Records that describe figures
▬▬▬

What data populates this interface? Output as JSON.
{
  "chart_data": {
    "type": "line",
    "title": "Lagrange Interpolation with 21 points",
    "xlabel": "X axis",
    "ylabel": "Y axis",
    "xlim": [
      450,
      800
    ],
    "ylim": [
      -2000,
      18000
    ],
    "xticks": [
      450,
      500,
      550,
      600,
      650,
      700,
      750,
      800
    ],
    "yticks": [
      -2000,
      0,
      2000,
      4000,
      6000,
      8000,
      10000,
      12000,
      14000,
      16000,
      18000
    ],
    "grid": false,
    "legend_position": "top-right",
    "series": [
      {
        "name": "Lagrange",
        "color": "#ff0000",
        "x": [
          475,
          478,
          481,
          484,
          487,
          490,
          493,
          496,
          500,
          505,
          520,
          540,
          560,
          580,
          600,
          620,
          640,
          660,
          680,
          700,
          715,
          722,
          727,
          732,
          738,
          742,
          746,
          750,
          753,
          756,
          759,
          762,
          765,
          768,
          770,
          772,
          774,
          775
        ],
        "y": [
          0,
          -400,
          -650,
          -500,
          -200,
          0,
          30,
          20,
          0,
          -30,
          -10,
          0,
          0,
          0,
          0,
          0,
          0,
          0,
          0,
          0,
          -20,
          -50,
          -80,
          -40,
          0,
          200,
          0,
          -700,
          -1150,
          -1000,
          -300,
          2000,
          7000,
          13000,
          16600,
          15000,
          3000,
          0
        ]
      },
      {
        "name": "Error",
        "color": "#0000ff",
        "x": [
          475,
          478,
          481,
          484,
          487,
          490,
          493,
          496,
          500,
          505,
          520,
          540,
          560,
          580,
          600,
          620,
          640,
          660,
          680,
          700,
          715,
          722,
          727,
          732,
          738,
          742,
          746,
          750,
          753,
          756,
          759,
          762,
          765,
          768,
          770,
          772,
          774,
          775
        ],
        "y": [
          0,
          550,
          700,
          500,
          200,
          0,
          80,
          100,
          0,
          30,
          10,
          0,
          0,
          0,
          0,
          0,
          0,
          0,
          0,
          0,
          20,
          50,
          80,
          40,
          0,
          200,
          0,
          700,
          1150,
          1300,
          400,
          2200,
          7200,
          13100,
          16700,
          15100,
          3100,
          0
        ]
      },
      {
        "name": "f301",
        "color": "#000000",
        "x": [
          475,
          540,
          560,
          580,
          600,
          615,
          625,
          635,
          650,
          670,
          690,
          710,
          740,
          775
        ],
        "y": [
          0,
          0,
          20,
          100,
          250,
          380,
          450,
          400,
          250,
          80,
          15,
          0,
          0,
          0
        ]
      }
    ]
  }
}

▬▬▬

YOUR TASK: Work out how many lines above contain the word "Lagrange". Give only the number.

PROBLEM SOLUTION: 2